======== Dataset rows
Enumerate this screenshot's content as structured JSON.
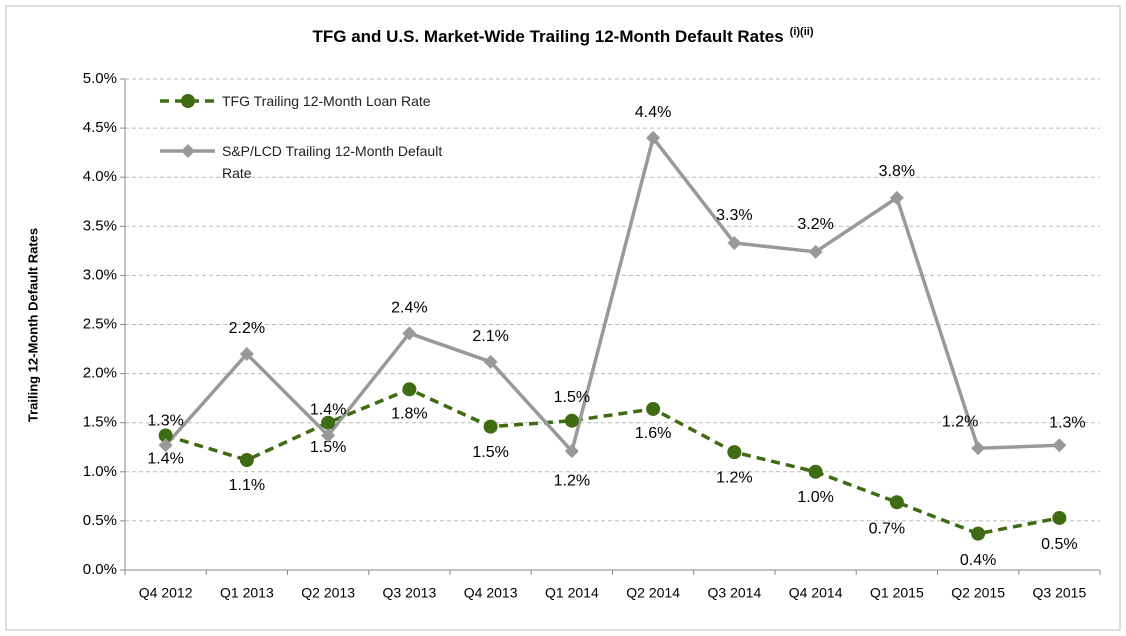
{
  "chart_data": {
    "type": "line",
    "title": "TFG and U.S. Market-Wide Trailing 12-Month  Default Rates",
    "title_note": "(i)(ii)",
    "y_label": "Trailing  12-Month Default Rates",
    "categories": [
      "Q4 2012",
      "Q1 2013",
      "Q2 2013",
      "Q3 2013",
      "Q4 2013",
      "Q1 2014",
      "Q2 2014",
      "Q3 2014",
      "Q4 2014",
      "Q1 2015",
      "Q2 2015",
      "Q3 2015"
    ],
    "series": [
      {
        "name": "TFG Trailing 12-Month Loan Rate",
        "color": "#3f6b12",
        "dashed": true,
        "marker": "circle",
        "values": [
          1.37,
          1.12,
          1.5,
          1.84,
          1.46,
          1.52,
          1.64,
          1.2,
          1.0,
          0.69,
          0.37,
          0.53
        ],
        "value_labels": [
          "1.4%",
          "1.1%",
          "1.5%",
          "1.8%",
          "1.5%",
          "1.5%",
          "1.6%",
          "1.2%",
          "1.0%",
          "0.7%",
          "0.4%",
          "0.5%"
        ]
      },
      {
        "name": "S&P/LCD  Trailing 12-Month Default Rate",
        "color": "#999999",
        "dashed": false,
        "marker": "diamond",
        "values": [
          1.27,
          2.2,
          1.37,
          2.41,
          2.12,
          1.21,
          4.4,
          3.33,
          3.24,
          3.79,
          1.24,
          1.27
        ],
        "value_labels": [
          "1.3%",
          "2.2%",
          "1.4%",
          "2.4%",
          "2.1%",
          "1.2%",
          "4.4%",
          "3.3%",
          "3.2%",
          "3.8%",
          "1.2%",
          "1.3%"
        ]
      }
    ],
    "ylim": [
      0,
      5
    ],
    "yticks": [
      {
        "value": 0,
        "label": "0.0%"
      },
      {
        "value": 0.5,
        "label": "0.5%"
      },
      {
        "value": 1,
        "label": "1.0%"
      },
      {
        "value": 1.5,
        "label": "1.5%"
      },
      {
        "value": 2,
        "label": "2.0%"
      },
      {
        "value": 2.5,
        "label": "2.5%"
      },
      {
        "value": 3,
        "label": "3.0%"
      },
      {
        "value": 3.5,
        "label": "3.5%"
      },
      {
        "value": 4,
        "label": "4.0%"
      },
      {
        "value": 4.5,
        "label": "4.5%"
      },
      {
        "value": 5,
        "label": "5.0%"
      }
    ],
    "grid": true,
    "legend": "top-left"
  }
}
================
■ Goal
Search the listing for the word "Month" and return each line that holds it.

■ The result
    "title": "TFG and U.S. Market-Wide Trailing 12-Month  Default Rates",
    "y_label": "Trailing  12-Month Default Rates",
        "name": "TFG Trailing 12-Month Loan Rate",
        "name": "S&P/LCD  Trailing 12-Month Default Rate",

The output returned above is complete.